Input data >>
________

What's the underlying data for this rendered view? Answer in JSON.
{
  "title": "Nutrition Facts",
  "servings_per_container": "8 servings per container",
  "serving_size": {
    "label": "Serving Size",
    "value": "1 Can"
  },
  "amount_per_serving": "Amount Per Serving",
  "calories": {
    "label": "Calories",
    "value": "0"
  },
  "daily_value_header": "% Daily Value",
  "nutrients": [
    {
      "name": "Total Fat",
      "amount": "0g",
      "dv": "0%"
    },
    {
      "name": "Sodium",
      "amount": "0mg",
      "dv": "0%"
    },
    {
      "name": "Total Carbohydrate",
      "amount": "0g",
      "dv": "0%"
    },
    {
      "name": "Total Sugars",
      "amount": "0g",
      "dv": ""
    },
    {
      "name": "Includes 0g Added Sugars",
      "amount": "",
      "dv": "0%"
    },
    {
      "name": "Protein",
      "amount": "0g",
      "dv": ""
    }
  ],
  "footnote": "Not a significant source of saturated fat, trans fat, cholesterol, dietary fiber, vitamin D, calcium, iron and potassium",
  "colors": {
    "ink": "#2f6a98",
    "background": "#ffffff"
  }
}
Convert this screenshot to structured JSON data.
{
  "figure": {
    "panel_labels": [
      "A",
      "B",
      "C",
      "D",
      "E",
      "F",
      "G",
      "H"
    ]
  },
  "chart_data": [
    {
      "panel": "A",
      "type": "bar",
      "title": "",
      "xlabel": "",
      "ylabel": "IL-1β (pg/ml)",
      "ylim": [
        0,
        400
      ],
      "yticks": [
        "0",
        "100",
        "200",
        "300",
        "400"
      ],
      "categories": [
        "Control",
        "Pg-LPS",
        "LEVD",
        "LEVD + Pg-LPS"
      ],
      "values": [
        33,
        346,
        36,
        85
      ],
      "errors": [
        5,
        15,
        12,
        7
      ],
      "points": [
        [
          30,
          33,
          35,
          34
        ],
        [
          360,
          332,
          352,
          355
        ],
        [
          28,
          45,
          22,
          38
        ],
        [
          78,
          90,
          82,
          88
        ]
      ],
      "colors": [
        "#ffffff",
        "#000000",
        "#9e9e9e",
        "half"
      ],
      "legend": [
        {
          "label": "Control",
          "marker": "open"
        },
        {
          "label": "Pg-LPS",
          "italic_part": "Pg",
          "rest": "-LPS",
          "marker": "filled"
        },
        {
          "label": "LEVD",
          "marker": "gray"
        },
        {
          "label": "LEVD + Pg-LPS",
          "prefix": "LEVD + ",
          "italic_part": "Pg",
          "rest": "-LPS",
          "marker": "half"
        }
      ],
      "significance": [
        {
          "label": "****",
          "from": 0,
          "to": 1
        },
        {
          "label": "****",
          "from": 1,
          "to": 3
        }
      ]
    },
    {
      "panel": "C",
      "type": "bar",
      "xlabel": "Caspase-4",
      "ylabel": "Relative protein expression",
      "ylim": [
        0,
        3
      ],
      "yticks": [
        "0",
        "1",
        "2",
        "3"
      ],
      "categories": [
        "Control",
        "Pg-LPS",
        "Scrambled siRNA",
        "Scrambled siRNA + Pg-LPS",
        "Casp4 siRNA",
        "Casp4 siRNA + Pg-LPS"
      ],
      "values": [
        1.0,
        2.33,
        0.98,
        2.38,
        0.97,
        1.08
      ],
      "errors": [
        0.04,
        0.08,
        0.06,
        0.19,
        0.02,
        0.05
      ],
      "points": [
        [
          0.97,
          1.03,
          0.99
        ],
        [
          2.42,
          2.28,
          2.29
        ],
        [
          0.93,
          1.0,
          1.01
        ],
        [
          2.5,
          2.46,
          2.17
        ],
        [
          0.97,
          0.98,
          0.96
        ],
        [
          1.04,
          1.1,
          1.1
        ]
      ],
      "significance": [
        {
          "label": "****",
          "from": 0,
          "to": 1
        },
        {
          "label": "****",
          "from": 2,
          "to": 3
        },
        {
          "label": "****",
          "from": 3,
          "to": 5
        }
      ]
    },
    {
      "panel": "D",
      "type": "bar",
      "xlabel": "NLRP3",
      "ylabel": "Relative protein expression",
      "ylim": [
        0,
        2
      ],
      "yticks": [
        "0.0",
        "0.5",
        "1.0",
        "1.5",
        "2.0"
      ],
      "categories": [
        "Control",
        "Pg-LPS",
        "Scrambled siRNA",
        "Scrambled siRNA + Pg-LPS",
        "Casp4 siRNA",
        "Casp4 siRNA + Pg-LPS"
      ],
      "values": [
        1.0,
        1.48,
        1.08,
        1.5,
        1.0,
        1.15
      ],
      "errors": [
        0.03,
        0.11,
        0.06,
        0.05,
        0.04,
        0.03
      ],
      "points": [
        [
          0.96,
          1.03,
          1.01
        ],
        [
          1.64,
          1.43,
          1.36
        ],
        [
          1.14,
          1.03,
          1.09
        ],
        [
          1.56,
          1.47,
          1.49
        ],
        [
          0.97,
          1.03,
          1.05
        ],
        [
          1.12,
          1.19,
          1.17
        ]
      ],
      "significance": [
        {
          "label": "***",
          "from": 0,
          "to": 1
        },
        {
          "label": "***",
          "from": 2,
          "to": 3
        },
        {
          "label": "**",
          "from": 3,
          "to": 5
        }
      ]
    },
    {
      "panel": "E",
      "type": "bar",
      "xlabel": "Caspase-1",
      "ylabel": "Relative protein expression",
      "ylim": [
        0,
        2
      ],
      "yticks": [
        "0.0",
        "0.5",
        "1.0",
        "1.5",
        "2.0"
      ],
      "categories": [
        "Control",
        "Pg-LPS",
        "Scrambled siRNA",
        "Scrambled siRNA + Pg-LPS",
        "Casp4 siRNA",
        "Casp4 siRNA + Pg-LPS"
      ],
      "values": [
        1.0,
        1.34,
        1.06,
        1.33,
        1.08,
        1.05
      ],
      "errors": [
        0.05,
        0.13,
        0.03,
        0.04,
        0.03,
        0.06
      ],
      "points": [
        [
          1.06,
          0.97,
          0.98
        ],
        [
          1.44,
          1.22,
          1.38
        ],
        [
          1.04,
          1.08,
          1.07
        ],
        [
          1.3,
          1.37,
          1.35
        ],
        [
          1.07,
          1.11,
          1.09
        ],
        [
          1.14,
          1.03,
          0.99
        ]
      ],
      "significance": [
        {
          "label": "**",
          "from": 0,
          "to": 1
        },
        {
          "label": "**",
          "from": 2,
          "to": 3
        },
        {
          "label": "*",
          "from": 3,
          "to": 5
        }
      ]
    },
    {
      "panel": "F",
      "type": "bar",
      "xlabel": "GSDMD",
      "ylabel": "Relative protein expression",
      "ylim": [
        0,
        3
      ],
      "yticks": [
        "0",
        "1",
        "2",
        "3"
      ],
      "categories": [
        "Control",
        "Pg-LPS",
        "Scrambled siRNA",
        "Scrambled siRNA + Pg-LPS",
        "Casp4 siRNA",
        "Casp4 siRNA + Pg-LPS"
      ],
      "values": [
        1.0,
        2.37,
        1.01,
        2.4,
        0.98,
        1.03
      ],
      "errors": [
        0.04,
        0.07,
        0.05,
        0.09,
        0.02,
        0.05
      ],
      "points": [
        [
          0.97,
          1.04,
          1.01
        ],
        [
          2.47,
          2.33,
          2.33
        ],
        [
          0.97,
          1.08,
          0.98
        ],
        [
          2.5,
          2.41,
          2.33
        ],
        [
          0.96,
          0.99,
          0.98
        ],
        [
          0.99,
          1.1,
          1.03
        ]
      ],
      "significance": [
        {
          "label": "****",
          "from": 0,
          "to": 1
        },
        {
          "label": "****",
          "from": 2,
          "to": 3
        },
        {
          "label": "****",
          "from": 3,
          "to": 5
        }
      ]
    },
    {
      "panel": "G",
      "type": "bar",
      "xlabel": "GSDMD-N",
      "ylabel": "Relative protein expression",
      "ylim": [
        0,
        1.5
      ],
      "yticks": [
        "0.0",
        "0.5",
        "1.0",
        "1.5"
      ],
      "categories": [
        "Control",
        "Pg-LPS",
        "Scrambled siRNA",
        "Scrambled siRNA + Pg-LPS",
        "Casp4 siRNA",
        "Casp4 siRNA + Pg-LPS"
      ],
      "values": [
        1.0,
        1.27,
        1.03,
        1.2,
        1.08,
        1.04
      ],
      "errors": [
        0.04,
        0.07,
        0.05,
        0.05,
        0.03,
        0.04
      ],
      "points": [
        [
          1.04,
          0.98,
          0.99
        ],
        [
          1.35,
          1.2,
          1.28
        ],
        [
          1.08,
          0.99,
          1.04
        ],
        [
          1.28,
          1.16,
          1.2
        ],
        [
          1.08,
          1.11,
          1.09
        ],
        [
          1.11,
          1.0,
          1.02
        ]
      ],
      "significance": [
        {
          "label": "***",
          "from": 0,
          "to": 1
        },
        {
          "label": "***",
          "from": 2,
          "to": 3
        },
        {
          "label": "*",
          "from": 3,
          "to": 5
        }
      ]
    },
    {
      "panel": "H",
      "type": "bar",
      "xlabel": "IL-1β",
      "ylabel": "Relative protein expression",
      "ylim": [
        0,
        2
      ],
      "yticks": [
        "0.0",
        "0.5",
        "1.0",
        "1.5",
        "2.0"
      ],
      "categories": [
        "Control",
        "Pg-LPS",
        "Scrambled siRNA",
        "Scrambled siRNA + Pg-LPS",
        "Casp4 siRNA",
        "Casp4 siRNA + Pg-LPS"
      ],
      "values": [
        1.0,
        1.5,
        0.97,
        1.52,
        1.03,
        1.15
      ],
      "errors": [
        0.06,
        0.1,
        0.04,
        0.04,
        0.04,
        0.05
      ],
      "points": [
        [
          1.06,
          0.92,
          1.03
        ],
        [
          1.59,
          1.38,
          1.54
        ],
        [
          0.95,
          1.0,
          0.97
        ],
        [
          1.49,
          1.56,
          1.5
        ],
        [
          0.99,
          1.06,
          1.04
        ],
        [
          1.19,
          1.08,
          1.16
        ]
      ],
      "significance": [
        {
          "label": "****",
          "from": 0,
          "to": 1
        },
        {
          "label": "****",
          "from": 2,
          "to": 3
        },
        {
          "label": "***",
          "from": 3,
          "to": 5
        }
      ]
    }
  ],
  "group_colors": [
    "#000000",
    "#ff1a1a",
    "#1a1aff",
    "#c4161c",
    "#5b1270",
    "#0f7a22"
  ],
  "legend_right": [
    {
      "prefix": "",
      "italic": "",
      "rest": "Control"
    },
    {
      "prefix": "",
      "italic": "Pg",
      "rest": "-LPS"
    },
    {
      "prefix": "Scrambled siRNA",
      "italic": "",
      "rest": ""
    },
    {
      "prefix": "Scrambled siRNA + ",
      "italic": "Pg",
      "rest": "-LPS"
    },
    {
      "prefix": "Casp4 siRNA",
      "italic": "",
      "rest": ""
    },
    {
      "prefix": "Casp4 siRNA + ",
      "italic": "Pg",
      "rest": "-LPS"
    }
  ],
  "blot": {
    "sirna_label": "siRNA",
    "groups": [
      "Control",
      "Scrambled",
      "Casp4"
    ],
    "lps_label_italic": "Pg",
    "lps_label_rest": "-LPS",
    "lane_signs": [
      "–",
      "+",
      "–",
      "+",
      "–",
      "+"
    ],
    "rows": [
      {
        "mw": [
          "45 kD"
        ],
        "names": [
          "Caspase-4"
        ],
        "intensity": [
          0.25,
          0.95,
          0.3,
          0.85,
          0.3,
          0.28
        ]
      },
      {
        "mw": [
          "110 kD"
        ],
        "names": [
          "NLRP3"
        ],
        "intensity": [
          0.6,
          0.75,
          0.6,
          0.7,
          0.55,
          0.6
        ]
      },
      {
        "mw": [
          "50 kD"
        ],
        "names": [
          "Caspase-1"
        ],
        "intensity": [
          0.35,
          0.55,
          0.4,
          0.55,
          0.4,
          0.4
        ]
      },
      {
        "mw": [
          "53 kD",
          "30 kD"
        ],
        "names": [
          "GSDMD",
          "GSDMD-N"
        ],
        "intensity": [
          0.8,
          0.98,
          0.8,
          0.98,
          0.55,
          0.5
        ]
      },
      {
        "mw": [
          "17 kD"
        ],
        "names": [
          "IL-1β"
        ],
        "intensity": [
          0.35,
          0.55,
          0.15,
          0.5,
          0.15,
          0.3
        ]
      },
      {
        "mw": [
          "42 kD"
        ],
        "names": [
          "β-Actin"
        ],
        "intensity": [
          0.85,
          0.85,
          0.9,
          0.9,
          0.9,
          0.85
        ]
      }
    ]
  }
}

________

Required work >>
Look through the entries above, find each line containing "this", and copy it.

Your solution >>
What's the underlying data for this rendered view? Answer in JSON.
Convert this screenshot to structured JSON data.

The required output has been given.